(Data entries)

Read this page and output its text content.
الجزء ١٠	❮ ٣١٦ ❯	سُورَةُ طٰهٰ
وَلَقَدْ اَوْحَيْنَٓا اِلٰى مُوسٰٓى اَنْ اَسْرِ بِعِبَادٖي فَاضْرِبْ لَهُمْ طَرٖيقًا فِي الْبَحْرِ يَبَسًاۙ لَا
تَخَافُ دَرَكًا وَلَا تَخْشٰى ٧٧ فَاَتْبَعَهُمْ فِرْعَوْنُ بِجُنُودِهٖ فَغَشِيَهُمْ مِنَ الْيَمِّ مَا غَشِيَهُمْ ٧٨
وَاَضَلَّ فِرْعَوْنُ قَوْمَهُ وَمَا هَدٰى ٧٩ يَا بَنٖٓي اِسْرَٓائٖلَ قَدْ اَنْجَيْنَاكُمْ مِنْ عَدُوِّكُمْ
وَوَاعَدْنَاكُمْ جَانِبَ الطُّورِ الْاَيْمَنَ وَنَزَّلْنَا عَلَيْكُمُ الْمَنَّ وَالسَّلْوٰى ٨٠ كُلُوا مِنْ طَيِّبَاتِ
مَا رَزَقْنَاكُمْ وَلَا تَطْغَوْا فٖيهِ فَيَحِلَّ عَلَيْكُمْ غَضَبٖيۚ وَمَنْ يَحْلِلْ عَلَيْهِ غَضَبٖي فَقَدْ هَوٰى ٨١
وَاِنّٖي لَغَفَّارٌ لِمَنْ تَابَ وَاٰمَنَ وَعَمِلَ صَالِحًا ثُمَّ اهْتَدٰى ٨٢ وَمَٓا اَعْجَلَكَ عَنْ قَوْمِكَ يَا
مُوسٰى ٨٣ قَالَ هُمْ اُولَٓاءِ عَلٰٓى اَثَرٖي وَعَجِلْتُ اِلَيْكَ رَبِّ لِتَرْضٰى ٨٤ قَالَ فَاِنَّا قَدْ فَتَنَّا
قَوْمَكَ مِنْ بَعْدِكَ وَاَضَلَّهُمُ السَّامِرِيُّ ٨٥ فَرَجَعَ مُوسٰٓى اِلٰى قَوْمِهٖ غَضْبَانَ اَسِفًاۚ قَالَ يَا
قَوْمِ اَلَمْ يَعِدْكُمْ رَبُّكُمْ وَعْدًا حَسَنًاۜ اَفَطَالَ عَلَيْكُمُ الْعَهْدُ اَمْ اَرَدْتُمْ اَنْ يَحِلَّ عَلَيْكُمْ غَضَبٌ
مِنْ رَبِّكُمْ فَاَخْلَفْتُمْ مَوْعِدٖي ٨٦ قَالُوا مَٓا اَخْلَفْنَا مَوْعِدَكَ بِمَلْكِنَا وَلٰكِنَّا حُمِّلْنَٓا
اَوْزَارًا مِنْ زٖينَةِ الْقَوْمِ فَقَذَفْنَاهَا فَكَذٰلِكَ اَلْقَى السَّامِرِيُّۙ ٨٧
---
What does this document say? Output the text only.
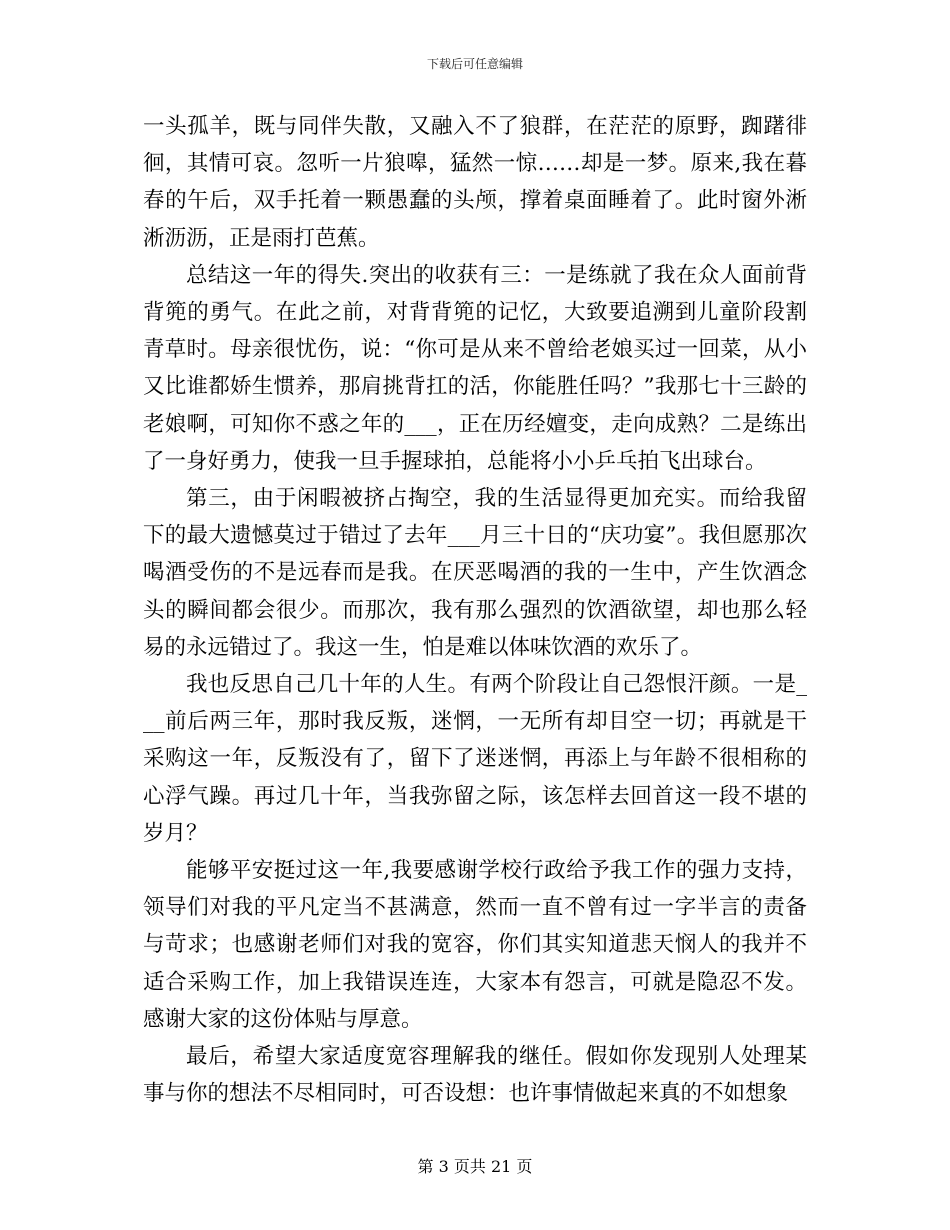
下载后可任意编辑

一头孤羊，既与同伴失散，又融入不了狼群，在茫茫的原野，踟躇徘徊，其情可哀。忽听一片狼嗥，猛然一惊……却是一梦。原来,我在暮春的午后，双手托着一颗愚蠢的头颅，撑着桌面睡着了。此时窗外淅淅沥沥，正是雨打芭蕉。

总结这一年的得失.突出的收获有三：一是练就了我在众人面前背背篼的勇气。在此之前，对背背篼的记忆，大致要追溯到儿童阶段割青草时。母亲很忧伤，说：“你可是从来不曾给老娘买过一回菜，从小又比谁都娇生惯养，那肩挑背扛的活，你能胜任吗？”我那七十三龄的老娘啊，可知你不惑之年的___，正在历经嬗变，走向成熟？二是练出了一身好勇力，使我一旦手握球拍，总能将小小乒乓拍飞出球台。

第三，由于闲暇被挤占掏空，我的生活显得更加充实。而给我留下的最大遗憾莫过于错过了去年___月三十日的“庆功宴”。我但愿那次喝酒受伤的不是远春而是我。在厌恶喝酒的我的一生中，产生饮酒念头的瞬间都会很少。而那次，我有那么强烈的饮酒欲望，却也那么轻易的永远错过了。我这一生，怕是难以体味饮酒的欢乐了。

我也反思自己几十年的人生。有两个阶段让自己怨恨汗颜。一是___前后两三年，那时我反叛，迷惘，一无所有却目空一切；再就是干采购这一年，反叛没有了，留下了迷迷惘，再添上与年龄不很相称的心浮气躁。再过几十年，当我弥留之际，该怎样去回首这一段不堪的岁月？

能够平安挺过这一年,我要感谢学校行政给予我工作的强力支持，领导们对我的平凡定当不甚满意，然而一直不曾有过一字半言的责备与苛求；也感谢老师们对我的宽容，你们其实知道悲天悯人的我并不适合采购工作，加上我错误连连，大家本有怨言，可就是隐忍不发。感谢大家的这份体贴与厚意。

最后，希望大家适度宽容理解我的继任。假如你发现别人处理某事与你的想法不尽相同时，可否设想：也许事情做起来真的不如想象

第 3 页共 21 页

**What the task asks:** The answer must consist solely of the number of lines in the entries that contain the word "text".

**Finished exercise:** 2